> _Task objective_: Copy out all the records, word for word.

> _Part of a data file_:
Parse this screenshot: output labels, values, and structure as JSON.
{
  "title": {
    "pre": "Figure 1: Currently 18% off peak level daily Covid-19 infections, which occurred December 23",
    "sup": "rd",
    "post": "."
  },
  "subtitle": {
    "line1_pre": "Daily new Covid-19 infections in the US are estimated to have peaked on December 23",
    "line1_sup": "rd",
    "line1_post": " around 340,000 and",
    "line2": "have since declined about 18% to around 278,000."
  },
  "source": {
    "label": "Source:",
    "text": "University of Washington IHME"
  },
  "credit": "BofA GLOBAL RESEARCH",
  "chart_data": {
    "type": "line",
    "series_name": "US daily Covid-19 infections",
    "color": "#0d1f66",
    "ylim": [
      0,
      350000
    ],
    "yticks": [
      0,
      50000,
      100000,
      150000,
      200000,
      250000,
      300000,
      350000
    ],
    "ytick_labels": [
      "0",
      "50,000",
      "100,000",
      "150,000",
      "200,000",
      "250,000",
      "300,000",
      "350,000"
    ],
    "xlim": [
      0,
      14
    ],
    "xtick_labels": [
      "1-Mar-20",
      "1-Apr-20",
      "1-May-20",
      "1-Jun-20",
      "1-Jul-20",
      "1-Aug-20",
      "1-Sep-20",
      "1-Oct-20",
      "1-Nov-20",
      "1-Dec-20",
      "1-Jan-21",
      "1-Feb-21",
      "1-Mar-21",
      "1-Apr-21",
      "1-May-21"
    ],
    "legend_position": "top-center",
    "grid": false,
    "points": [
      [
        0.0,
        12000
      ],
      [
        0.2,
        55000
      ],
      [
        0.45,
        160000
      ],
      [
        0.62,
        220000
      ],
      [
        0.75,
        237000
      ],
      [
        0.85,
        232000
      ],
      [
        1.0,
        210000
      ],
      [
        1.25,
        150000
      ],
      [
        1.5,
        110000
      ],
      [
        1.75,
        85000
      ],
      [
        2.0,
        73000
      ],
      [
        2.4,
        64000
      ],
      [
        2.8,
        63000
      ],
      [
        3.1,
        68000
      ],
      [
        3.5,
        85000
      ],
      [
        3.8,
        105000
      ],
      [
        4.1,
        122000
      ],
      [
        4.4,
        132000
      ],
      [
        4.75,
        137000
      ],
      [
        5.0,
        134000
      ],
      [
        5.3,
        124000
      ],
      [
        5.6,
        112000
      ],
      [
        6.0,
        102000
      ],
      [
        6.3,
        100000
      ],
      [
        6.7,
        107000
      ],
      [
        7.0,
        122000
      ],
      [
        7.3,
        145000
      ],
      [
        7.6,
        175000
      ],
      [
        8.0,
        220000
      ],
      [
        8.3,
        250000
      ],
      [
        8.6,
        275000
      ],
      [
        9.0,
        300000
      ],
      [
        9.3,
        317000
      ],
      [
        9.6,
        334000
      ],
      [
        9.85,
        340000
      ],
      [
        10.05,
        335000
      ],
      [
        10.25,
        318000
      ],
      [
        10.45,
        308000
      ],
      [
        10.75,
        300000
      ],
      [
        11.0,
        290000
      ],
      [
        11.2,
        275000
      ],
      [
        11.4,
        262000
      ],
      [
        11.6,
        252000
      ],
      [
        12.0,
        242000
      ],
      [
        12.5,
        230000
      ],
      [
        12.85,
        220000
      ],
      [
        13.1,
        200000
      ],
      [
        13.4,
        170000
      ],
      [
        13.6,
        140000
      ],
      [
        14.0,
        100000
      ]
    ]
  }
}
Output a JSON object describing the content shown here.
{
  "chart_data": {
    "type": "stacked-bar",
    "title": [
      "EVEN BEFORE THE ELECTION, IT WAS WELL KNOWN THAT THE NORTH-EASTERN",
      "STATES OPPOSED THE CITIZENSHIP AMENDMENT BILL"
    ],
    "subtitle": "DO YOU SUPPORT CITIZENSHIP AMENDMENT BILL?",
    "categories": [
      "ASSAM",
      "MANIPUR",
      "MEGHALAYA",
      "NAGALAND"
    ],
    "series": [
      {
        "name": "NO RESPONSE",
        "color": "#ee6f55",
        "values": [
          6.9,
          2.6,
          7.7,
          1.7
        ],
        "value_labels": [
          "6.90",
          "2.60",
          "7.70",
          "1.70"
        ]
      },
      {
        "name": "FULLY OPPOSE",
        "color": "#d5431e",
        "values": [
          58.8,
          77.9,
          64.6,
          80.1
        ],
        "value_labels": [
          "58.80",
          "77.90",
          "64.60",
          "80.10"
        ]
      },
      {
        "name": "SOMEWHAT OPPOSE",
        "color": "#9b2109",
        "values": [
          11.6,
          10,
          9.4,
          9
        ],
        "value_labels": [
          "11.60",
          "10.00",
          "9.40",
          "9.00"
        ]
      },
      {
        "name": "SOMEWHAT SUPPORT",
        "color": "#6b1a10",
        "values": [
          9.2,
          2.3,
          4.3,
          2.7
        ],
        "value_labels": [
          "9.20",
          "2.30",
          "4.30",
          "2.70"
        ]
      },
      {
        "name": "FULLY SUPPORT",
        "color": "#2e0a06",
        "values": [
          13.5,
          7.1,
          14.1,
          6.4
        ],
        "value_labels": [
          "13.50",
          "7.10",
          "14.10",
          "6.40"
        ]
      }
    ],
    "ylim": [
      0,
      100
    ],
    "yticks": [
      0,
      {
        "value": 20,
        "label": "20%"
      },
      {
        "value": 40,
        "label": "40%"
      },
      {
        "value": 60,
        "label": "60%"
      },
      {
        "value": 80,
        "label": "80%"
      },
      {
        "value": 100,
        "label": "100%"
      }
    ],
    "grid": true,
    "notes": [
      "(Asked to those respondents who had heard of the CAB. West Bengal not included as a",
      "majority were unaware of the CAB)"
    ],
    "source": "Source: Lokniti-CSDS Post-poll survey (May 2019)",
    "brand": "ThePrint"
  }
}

> _Response_:
Parse this screenshot: output labels, values, and structure as JSON.
{
  "title": {
    "pre": "Figure 1: Currently 18% off peak level daily Covid-19 infections, which occurred December 23",
    "sup": "rd",
    "post": "."
  },
  "subtitle": {
    "line1_pre": "Daily new Covid-19 infections in the US are estimated to have peaked on December 23",
    "line1_sup": "rd",
    "line1_post": " around 340,000 and",
    "line2": "have since declined about 18% to around 278,000."
  },
  "source": {
    "label": "Source:",
    "text": "University of Washington IHME"
  },
  "credit": "BofA GLOBAL RESEARCH",
  "chart_data": {
    "type": "line",
    "series_name": "US daily Covid-19 infections",
    "color": "#0d1f66",
    "ylim": [
      0,
      350000
    ],
    "yticks": [
      0,
      50000,
      100000,
      150000,
      200000,
      250000,
      300000,
      350000
    ],
    "ytick_labels": [
      "0",
      "50,000",
      "100,000",
      "150,000",
      "200,000",
      "250,000",
      "300,000",
      "350,000"
    ],
    "xlim": [
      0,
      14
    ],
    "xtick_labels": [
      "1-Mar-20",
      "1-Apr-20",
      "1-May-20",
      "1-Jun-20",
      "1-Jul-20",
      "1-Aug-20",
      "1-Sep-20",
      "1-Oct-20",
      "1-Nov-20",
      "1-Dec-20",
      "1-Jan-21",
      "1-Feb-21",
      "1-Mar-21",
      "1-Apr-21",
      "1-May-21"
    ],
    "legend_position": "top-center",
    "grid": false,
    "points": [
      [
        0.0,
        12000
      ],
      [
        0.2,
        55000
      ],
      [
        0.45,
        160000
      ],
      [
        0.62,
        220000
      ],
      [
        0.75,
        237000
      ],
      [
        0.85,
        232000
      ],
      [
        1.0,
        210000
      ],
      [
        1.25,
        150000
      ],
      [
        1.5,
        110000
      ],
      [
        1.75,
        85000
      ],
      [
        2.0,
        73000
      ],
      [
        2.4,
        64000
      ],
      [
        2.8,
        63000
      ],
      [
        3.1,
        68000
      ],
      [
        3.5,
        85000
      ],
      [
        3.8,
        105000
      ],
      [
        4.1,
        122000
      ],
      [
        4.4,
        132000
      ],
      [
        4.75,
        137000
      ],
      [
        5.0,
        134000
      ],
      [
        5.3,
        124000
      ],
      [
        5.6,
        112000
      ],
      [
        6.0,
        102000
      ],
      [
        6.3,
        100000
      ],
      [
        6.7,
        107000
      ],
      [
        7.0,
        122000
      ],
      [
        7.3,
        145000
      ],
      [
        7.6,
        175000
      ],
      [
        8.0,
        220000
      ],
      [
        8.3,
        250000
      ],
      [
        8.6,
        275000
      ],
      [
        9.0,
        300000
      ],
      [
        9.3,
        317000
      ],
      [
        9.6,
        334000
      ],
      [
        9.85,
        340000
      ],
      [
        10.05,
        335000
      ],
      [
        10.25,
        318000
      ],
      [
        10.45,
        308000
      ],
      [
        10.75,
        300000
      ],
      [
        11.0,
        290000
      ],
      [
        11.2,
        275000
      ],
      [
        11.4,
        262000
      ],
      [
        11.6,
        252000
      ],
      [
        12.0,
        242000
      ],
      [
        12.5,
        230000
      ],
      [
        12.85,
        220000
      ],
      [
        13.1,
        200000
      ],
      [
        13.4,
        170000
      ],
      [
        13.6,
        140000
      ],
      [
        14.0,
        100000
      ]
    ]
  }
}
Output a JSON object describing the content shown here.
{
  "chart_data": {
    "type": "stacked-bar",
    "title": [
      "EVEN BEFORE THE ELECTION, IT WAS WELL KNOWN THAT THE NORTH-EASTERN",
      "STATES OPPOSED THE CITIZENSHIP AMENDMENT BILL"
    ],
    "subtitle": "DO YOU SUPPORT CITIZENSHIP AMENDMENT BILL?",
    "categories": [
      "ASSAM",
      "MANIPUR",
      "MEGHALAYA",
      "NAGALAND"
    ],
    "series": [
      {
        "name": "NO RESPONSE",
        "color": "#ee6f55",
        "values": [
          6.9,
          2.6,
          7.7,
          1.7
        ],
        "value_labels": [
          "6.90",
          "2.60",
          "7.70",
          "1.70"
        ]
      },
      {
        "name": "FULLY OPPOSE",
        "color": "#d5431e",
        "values": [
          58.8,
          77.9,
          64.6,
          80.1
        ],
        "value_labels": [
          "58.80",
          "77.90",
          "64.60",
          "80.10"
        ]
      },
      {
        "name": "SOMEWHAT OPPOSE",
        "color": "#9b2109",
        "values": [
          11.6,
          10,
          9.4,
          9
        ],
        "value_labels": [
          "11.60",
          "10.00",
          "9.40",
          "9.00"
        ]
      },
      {
        "name": "SOMEWHAT SUPPORT",
        "color": "#6b1a10",
        "values": [
          9.2,
          2.3,
          4.3,
          2.7
        ],
        "value_labels": [
          "9.20",
          "2.30",
          "4.30",
          "2.70"
        ]
      },
      {
        "name": "FULLY SUPPORT",
        "color": "#2e0a06",
        "values": [
          13.5,
          7.1,
          14.1,
          6.4
        ],
        "value_labels": [
          "13.50",
          "7.10",
          "14.10",
          "6.40"
        ]
      }
    ],
    "ylim": [
      0,
      100
    ],
    "yticks": [
      0,
      {
        "value": 20,
        "label": "20%"
      },
      {
        "value": 40,
        "label": "40%"
      },
      {
        "value": 60,
        "label": "60%"
      },
      {
        "value": 80,
        "label": "80%"
      },
      {
        "value": 100,
        "label": "100%"
      }
    ],
    "grid": true,
    "notes": [
      "(Asked to those respondents who had heard of the CAB. West Bengal not included as a",
      "majority were unaware of the CAB)"
    ],
    "source": "Source: Lokniti-CSDS Post-poll survey (May 2019)",
    "brand": "ThePrint"
  }
}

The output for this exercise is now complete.